Task directions: Copy each line of the records that holds the string "title".

---

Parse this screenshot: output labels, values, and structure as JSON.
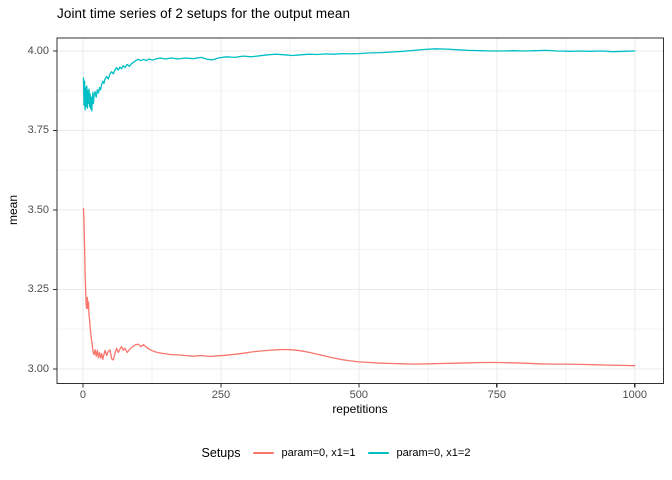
{
  "title": "Joint time series of 2 setups for the output mean",
  "legend": {
    "title": "Setups",
    "entries": [
      {
        "label": "param=0, x1=1",
        "color": "#F8766D"
      },
      {
        "label": "param=0, x1=2",
        "color": "#00BFC4"
      }
    ]
  },
  "colors": {
    "background": "#ffffff",
    "panel_border": "#333333",
    "grid_major": "#EBEBEB",
    "grid_minor": "#F3F3F3",
    "tick_mark": "#333333",
    "tick_text": "#4d4d4d",
    "series_red": "#F8766D",
    "series_teal": "#00BFC4"
  },
  "chart_data": {
    "type": "line",
    "title": "Joint time series of 2 setups for the output mean",
    "xlabel": "repetitions",
    "ylabel": "mean",
    "grid": true,
    "legend_position": "bottom",
    "x_axis": {
      "ticks": [
        0,
        250,
        500,
        750,
        1000
      ],
      "tick_labels": [
        "0",
        "250",
        "500",
        "750",
        "1000"
      ],
      "minor_ticks": [
        125,
        375,
        625,
        875
      ],
      "range": [
        -47,
        1052
      ]
    },
    "y_axis": {
      "ticks": [
        3.0,
        3.25,
        3.5,
        3.75,
        4.0
      ],
      "tick_labels": [
        "3.00",
        "3.25",
        "3.50",
        "3.75",
        "4.00"
      ],
      "minor_ticks": [
        3.125,
        3.375,
        3.625,
        3.875
      ],
      "range": [
        2.954,
        4.041
      ]
    },
    "series": [
      {
        "name": "param=0, x1=1",
        "color": "#F8766D",
        "points": [
          [
            1,
            3.505
          ],
          [
            2,
            3.46
          ],
          [
            3,
            3.38
          ],
          [
            4,
            3.3
          ],
          [
            5,
            3.245
          ],
          [
            6,
            3.2
          ],
          [
            7,
            3.19
          ],
          [
            8,
            3.225
          ],
          [
            9,
            3.19
          ],
          [
            10,
            3.21
          ],
          [
            11,
            3.17
          ],
          [
            12,
            3.155
          ],
          [
            13,
            3.13
          ],
          [
            14,
            3.115
          ],
          [
            15,
            3.1
          ],
          [
            16,
            3.085
          ],
          [
            17,
            3.075
          ],
          [
            18,
            3.06
          ],
          [
            19,
            3.05
          ],
          [
            20,
            3.045
          ],
          [
            22,
            3.06
          ],
          [
            24,
            3.04
          ],
          [
            26,
            3.058
          ],
          [
            28,
            3.035
          ],
          [
            30,
            3.052
          ],
          [
            32,
            3.034
          ],
          [
            34,
            3.048
          ],
          [
            36,
            3.03
          ],
          [
            38,
            3.044
          ],
          [
            40,
            3.058
          ],
          [
            43,
            3.042
          ],
          [
            46,
            3.055
          ],
          [
            49,
            3.06
          ],
          [
            52,
            3.032
          ],
          [
            55,
            3.028
          ],
          [
            58,
            3.048
          ],
          [
            61,
            3.065
          ],
          [
            64,
            3.052
          ],
          [
            67,
            3.062
          ],
          [
            70,
            3.07
          ],
          [
            73,
            3.058
          ],
          [
            76,
            3.065
          ],
          [
            80,
            3.052
          ],
          [
            84,
            3.06
          ],
          [
            88,
            3.067
          ],
          [
            92,
            3.072
          ],
          [
            96,
            3.076
          ],
          [
            100,
            3.078
          ],
          [
            105,
            3.07
          ],
          [
            110,
            3.076
          ],
          [
            115,
            3.068
          ],
          [
            120,
            3.062
          ],
          [
            126,
            3.057
          ],
          [
            132,
            3.053
          ],
          [
            140,
            3.05
          ],
          [
            150,
            3.047
          ],
          [
            160,
            3.045
          ],
          [
            172,
            3.044
          ],
          [
            185,
            3.042
          ],
          [
            200,
            3.04
          ],
          [
            215,
            3.042
          ],
          [
            230,
            3.039
          ],
          [
            245,
            3.041
          ],
          [
            260,
            3.043
          ],
          [
            275,
            3.046
          ],
          [
            290,
            3.049
          ],
          [
            305,
            3.053
          ],
          [
            320,
            3.056
          ],
          [
            335,
            3.058
          ],
          [
            350,
            3.06
          ],
          [
            365,
            3.061
          ],
          [
            380,
            3.06
          ],
          [
            395,
            3.057
          ],
          [
            410,
            3.052
          ],
          [
            425,
            3.046
          ],
          [
            440,
            3.04
          ],
          [
            455,
            3.034
          ],
          [
            470,
            3.029
          ],
          [
            485,
            3.025
          ],
          [
            500,
            3.022
          ],
          [
            520,
            3.02
          ],
          [
            540,
            3.018
          ],
          [
            560,
            3.017
          ],
          [
            580,
            3.016
          ],
          [
            600,
            3.015
          ],
          [
            625,
            3.016
          ],
          [
            650,
            3.017
          ],
          [
            675,
            3.018
          ],
          [
            700,
            3.019
          ],
          [
            725,
            3.02
          ],
          [
            750,
            3.02
          ],
          [
            775,
            3.019
          ],
          [
            800,
            3.018
          ],
          [
            825,
            3.016
          ],
          [
            850,
            3.015
          ],
          [
            875,
            3.015
          ],
          [
            900,
            3.014
          ],
          [
            925,
            3.013
          ],
          [
            950,
            3.012
          ],
          [
            975,
            3.011
          ],
          [
            1000,
            3.01
          ]
        ]
      },
      {
        "name": "param=0, x1=2",
        "color": "#00BFC4",
        "points": [
          [
            1,
            3.915
          ],
          [
            2,
            3.83
          ],
          [
            3,
            3.905
          ],
          [
            4,
            3.815
          ],
          [
            5,
            3.885
          ],
          [
            6,
            3.825
          ],
          [
            7,
            3.89
          ],
          [
            8,
            3.82
          ],
          [
            9,
            3.875
          ],
          [
            10,
            3.835
          ],
          [
            11,
            3.88
          ],
          [
            12,
            3.825
          ],
          [
            13,
            3.865
          ],
          [
            14,
            3.818
          ],
          [
            15,
            3.855
          ],
          [
            16,
            3.812
          ],
          [
            17,
            3.845
          ],
          [
            18,
            3.87
          ],
          [
            19,
            3.835
          ],
          [
            20,
            3.858
          ],
          [
            22,
            3.872
          ],
          [
            24,
            3.855
          ],
          [
            26,
            3.878
          ],
          [
            28,
            3.868
          ],
          [
            30,
            3.885
          ],
          [
            32,
            3.878
          ],
          [
            34,
            3.895
          ],
          [
            36,
            3.905
          ],
          [
            38,
            3.898
          ],
          [
            40,
            3.912
          ],
          [
            43,
            3.92
          ],
          [
            46,
            3.912
          ],
          [
            49,
            3.928
          ],
          [
            52,
            3.935
          ],
          [
            55,
            3.928
          ],
          [
            58,
            3.94
          ],
          [
            61,
            3.948
          ],
          [
            64,
            3.94
          ],
          [
            67,
            3.95
          ],
          [
            70,
            3.944
          ],
          [
            73,
            3.954
          ],
          [
            76,
            3.948
          ],
          [
            80,
            3.958
          ],
          [
            84,
            3.952
          ],
          [
            88,
            3.96
          ],
          [
            92,
            3.965
          ],
          [
            96,
            3.97
          ],
          [
            100,
            3.974
          ],
          [
            105,
            3.97
          ],
          [
            110,
            3.974
          ],
          [
            115,
            3.97
          ],
          [
            120,
            3.975
          ],
          [
            126,
            3.971
          ],
          [
            132,
            3.975
          ],
          [
            140,
            3.978
          ],
          [
            150,
            3.975
          ],
          [
            160,
            3.978
          ],
          [
            172,
            3.975
          ],
          [
            185,
            3.978
          ],
          [
            200,
            3.976
          ],
          [
            215,
            3.98
          ],
          [
            225,
            3.974
          ],
          [
            235,
            3.972
          ],
          [
            245,
            3.978
          ],
          [
            260,
            3.982
          ],
          [
            275,
            3.98
          ],
          [
            290,
            3.984
          ],
          [
            305,
            3.982
          ],
          [
            320,
            3.985
          ],
          [
            335,
            3.988
          ],
          [
            350,
            3.99
          ],
          [
            365,
            3.988
          ],
          [
            380,
            3.986
          ],
          [
            395,
            3.988
          ],
          [
            410,
            3.99
          ],
          [
            425,
            3.989
          ],
          [
            440,
            3.991
          ],
          [
            455,
            3.99
          ],
          [
            470,
            3.992
          ],
          [
            485,
            3.991
          ],
          [
            500,
            3.992
          ],
          [
            520,
            3.994
          ],
          [
            540,
            3.995
          ],
          [
            560,
            3.997
          ],
          [
            580,
            3.999
          ],
          [
            600,
            4.002
          ],
          [
            620,
            4.005
          ],
          [
            640,
            4.007
          ],
          [
            660,
            4.006
          ],
          [
            680,
            4.004
          ],
          [
            700,
            4.002
          ],
          [
            720,
            4.001
          ],
          [
            740,
            4.0
          ],
          [
            760,
            4.0
          ],
          [
            780,
            4.001
          ],
          [
            800,
            4.0
          ],
          [
            820,
            4.001
          ],
          [
            840,
            4.002
          ],
          [
            860,
            4.0
          ],
          [
            880,
            3.999
          ],
          [
            900,
            4.0
          ],
          [
            920,
            3.999
          ],
          [
            940,
            4.0
          ],
          [
            960,
            3.998
          ],
          [
            980,
            3.999
          ],
          [
            1000,
            4.0
          ]
        ]
      }
    ]
  }
}
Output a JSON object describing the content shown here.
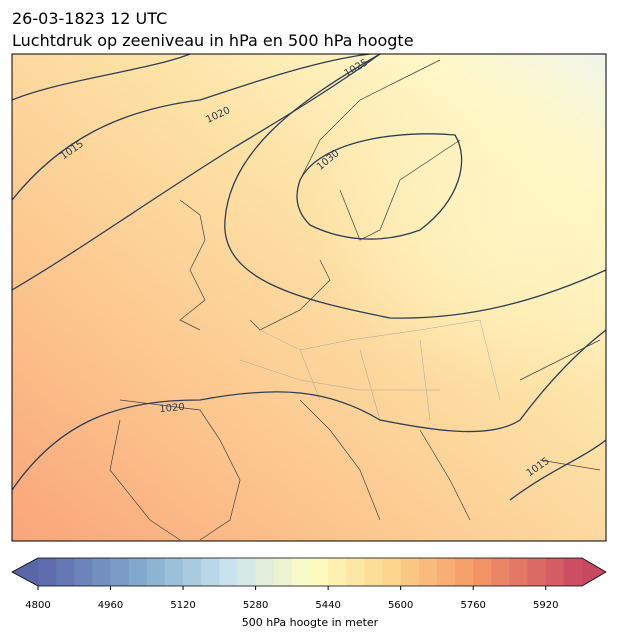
{
  "header": {
    "date": "26-03-1823 12 UTC",
    "title": "Luchtdruk op zeeniveau in hPa en 500 hPa hoogte"
  },
  "map": {
    "isobar_labels": [
      1015,
      1020,
      1025,
      1030,
      1020,
      1015
    ]
  },
  "colorbar": {
    "lim": [
      4800,
      6000
    ],
    "ticks": [
      4800,
      4960,
      5120,
      5280,
      5440,
      5600,
      5760,
      5920
    ],
    "label": "500 hPa hoogte in meter"
  }
}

---

Finished task:
  "title": "Joint time series of 2 setups for the output mean",
    "title": "Setups",
    "title": "Joint time series of 2 setups for the output mean",
    "title": "Luchtdruk op zeeniveau in hPa en 500 hPa hoogte"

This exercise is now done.